• [Job] Your task is to repeat the records exactly from the line containing "Extract the structured" onward, through the final line.

• [Dataset records]
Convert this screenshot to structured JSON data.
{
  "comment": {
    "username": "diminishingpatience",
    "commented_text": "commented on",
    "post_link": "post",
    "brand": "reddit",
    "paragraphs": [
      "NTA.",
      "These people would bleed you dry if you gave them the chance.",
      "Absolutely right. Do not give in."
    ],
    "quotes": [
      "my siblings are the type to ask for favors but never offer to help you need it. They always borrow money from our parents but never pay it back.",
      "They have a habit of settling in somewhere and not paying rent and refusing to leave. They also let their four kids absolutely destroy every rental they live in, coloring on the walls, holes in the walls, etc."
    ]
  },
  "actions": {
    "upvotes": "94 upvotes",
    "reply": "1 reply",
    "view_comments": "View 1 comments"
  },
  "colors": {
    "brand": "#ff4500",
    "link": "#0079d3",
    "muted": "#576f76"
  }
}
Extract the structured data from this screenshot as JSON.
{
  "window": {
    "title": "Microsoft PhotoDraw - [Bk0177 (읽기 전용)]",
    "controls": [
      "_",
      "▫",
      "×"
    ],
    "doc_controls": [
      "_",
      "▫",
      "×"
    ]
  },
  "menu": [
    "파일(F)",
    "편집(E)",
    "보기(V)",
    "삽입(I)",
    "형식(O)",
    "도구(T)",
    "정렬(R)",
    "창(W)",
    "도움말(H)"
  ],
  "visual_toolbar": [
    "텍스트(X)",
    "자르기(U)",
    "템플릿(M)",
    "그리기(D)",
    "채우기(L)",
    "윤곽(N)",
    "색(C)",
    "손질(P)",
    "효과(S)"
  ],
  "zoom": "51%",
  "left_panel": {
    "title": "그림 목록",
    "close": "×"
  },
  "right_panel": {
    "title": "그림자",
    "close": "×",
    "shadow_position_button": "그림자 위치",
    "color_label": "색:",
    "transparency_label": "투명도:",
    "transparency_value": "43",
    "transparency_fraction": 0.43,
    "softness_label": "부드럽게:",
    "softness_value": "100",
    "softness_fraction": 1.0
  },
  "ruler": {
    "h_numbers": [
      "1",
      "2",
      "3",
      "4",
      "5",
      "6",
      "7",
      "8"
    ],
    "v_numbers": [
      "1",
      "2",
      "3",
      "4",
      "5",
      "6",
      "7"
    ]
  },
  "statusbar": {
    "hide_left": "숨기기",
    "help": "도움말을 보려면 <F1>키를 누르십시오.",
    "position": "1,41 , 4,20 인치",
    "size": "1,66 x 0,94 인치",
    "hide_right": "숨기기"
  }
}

• [Output of the exercise]
Extract the structured data from this screenshot as JSON.
{
  "window": {
    "title": "Microsoft PhotoDraw - [Bk0177 (읽기 전용)]",
    "controls": [
      "_",
      "▫",
      "×"
    ],
    "doc_controls": [
      "_",
      "▫",
      "×"
    ]
  },
  "menu": [
    "파일(F)",
    "편집(E)",
    "보기(V)",
    "삽입(I)",
    "형식(O)",
    "도구(T)",
    "정렬(R)",
    "창(W)",
    "도움말(H)"
  ],
  "visual_toolbar": [
    "텍스트(X)",
    "자르기(U)",
    "템플릿(M)",
    "그리기(D)",
    "채우기(L)",
    "윤곽(N)",
    "색(C)",
    "손질(P)",
    "효과(S)"
  ],
  "zoom": "51%",
  "left_panel": {
    "title": "그림 목록",
    "close": "×"
  },
  "right_panel": {
    "title": "그림자",
    "close": "×",
    "shadow_position_button": "그림자 위치",
    "color_label": "색:",
    "transparency_label": "투명도:",
    "transparency_value": "43",
    "transparency_fraction": 0.43,
    "softness_label": "부드럽게:",
    "softness_value": "100",
    "softness_fraction": 1.0
  },
  "ruler": {
    "h_numbers": [
      "1",
      "2",
      "3",
      "4",
      "5",
      "6",
      "7",
      "8"
    ],
    "v_numbers": [
      "1",
      "2",
      "3",
      "4",
      "5",
      "6",
      "7"
    ]
  },
  "statusbar": {
    "hide_left": "숨기기",
    "help": "도움말을 보려면 <F1>키를 누르십시오.",
    "position": "1,41 , 4,20 인치",
    "size": "1,66 x 0,94 인치",
    "hide_right": "숨기기"
  }
}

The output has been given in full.